# Text passage:
BEGIN
Taylor says it’s hard with no hunt these days.
“You’re not allowed to touch a seal, which is too bad for a whole bunch of reasons. One thing that’s too bad is that younger people don’t know what they’re missing. Back a few years, families would come in all excited to cook a feed of flippers and they’d get their vegetables and everything to go with it,” he said.
Now? Not so much. But Taylor is nothing if not creative.
At his store in Foxtrap, they’ll occasionally put on a scatter feed and the aroma will tingle the senses.
“People come into the shop and they’ll smell and they say, ‘oh my God, what smells so good.’ We’ll tell them seal, and they’ll say they didn’t think seal smelled any good and we’ll say, ‘it smells so good because it’s being cooked properly.’ When my mom cooked it, it smelled from a half mile away. I wouldn’t go near it because in actual fact it was something like boiled blubber. That’s when you got that smell and there’s a poor smell if you don’t do it right. But doing it right is easier than people think, and it smells and tastes some good.”
END
# Exercises:
A. Transcribe the passage about cooking seal word for word, beginning at the words "Now? Not so" and stopping after "tingle the senses.".
B. List every food the passage about cooking seal names.
The rows that come next were taken from a different source than the passage about cooking seal.

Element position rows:
BEGIN
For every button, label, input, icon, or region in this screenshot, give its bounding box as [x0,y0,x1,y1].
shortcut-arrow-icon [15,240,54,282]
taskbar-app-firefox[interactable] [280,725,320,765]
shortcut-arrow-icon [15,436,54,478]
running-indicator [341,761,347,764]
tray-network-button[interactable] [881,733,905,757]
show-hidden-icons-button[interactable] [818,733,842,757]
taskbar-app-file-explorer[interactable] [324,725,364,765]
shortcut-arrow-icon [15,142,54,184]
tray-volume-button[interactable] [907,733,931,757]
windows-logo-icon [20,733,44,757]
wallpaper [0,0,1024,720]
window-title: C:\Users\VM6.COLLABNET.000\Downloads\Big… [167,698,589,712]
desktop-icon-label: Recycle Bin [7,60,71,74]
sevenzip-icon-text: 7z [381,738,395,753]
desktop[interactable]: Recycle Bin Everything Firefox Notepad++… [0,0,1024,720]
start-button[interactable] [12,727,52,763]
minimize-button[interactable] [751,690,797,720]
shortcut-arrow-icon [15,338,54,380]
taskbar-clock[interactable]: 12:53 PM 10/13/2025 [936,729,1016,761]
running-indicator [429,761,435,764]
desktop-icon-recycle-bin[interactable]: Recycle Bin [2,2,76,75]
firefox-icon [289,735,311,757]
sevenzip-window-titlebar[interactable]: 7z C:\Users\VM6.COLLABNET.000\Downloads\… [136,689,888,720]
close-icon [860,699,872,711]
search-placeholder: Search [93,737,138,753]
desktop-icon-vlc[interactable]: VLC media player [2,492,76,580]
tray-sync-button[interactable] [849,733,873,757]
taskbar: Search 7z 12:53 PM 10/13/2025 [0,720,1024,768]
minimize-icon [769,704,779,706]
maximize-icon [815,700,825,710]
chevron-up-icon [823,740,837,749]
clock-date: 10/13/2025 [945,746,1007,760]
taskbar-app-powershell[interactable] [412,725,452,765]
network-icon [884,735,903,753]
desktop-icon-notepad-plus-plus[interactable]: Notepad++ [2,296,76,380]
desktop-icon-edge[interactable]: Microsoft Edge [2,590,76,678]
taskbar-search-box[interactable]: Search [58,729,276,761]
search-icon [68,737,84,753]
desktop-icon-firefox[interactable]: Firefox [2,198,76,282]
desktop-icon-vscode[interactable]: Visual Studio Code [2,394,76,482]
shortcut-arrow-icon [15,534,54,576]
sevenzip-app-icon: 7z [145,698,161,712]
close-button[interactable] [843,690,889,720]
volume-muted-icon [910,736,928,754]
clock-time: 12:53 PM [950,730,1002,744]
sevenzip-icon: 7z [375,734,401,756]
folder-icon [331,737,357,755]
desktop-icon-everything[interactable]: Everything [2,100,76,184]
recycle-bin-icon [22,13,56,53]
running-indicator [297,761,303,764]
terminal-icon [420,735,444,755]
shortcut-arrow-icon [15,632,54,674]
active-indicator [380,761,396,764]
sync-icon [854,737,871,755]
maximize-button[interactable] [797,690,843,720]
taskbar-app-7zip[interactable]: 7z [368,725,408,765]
END
# Solution list:
A.
Now? Not so much. But Taylor is nothing if not creative.
At his store in Foxtrap, they’ll occasionally put on a scatter feed and the aroma will tingle the senses.

B. seal, flippers, vegetables, boiled blubber